* Begin Stored records *
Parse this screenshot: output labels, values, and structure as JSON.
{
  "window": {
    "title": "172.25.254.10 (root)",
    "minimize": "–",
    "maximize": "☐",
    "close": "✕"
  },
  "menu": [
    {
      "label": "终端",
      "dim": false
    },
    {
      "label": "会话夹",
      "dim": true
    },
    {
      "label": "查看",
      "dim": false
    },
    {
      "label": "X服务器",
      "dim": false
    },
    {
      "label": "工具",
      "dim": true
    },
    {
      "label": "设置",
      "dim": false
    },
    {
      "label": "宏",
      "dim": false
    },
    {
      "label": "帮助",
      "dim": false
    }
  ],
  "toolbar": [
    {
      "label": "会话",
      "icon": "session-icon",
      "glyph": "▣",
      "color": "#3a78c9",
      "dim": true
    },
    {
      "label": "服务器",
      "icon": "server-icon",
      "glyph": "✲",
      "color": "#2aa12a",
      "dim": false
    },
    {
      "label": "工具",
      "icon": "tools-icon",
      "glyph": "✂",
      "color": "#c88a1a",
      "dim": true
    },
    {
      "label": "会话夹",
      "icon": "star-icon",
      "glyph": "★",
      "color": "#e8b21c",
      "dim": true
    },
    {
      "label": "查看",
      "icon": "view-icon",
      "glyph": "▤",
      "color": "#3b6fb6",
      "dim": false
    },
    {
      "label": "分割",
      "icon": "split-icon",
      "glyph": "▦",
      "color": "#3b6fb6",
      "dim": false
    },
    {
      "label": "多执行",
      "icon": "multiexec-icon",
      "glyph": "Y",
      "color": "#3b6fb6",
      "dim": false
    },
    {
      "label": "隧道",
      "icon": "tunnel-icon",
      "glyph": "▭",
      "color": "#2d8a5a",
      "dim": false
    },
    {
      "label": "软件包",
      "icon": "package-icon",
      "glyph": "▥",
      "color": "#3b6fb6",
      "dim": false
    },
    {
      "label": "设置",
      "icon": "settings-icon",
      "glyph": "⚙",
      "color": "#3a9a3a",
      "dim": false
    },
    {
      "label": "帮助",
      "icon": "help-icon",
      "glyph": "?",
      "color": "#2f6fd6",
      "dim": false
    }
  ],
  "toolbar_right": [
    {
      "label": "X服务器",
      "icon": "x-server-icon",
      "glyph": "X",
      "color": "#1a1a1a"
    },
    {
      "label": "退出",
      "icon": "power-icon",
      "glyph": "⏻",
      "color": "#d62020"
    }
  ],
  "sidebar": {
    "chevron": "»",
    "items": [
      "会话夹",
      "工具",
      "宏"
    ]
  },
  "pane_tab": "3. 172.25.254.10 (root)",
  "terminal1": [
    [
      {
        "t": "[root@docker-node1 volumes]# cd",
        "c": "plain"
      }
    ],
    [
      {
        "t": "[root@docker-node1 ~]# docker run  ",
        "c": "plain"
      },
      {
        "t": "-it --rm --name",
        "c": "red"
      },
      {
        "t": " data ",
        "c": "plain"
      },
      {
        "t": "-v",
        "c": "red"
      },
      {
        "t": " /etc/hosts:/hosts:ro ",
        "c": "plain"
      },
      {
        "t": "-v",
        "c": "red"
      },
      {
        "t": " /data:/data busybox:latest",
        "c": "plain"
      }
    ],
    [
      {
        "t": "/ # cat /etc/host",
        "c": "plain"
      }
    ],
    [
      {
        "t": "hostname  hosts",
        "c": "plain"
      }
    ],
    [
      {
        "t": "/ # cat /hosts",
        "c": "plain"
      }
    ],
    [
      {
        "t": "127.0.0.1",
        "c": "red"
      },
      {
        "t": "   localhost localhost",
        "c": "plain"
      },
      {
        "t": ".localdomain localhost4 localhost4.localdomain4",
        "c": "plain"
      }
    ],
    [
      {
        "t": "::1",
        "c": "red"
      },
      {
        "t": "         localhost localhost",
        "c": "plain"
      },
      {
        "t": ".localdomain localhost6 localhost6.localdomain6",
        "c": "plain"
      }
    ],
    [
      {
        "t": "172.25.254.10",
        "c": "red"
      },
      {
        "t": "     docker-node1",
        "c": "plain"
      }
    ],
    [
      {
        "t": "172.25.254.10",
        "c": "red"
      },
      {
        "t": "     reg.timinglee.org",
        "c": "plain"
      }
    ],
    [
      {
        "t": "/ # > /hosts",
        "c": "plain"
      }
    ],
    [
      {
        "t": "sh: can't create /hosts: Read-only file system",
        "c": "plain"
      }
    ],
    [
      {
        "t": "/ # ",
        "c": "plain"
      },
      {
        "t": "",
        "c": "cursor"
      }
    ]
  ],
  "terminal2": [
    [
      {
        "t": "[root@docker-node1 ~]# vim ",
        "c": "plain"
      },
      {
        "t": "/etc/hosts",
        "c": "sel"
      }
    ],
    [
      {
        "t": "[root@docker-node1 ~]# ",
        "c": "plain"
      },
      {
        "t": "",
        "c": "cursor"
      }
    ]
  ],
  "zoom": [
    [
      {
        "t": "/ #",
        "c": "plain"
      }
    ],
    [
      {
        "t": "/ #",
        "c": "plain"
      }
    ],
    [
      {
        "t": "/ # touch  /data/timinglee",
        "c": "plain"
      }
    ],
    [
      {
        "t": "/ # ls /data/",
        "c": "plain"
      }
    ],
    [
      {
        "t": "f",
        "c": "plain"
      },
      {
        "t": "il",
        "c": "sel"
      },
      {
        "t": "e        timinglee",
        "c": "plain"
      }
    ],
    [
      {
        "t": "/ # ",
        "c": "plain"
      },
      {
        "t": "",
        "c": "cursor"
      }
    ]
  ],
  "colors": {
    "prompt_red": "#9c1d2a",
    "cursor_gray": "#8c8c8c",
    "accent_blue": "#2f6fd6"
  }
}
* End Stored records *
*Short problem*. Copy out every line in the listing where the word "timinglee" appears.

*Written response*.
        "t": "     reg.timinglee.org",
        "t": "/ # touch  /data/timinglee",
        "t": "e        timinglee",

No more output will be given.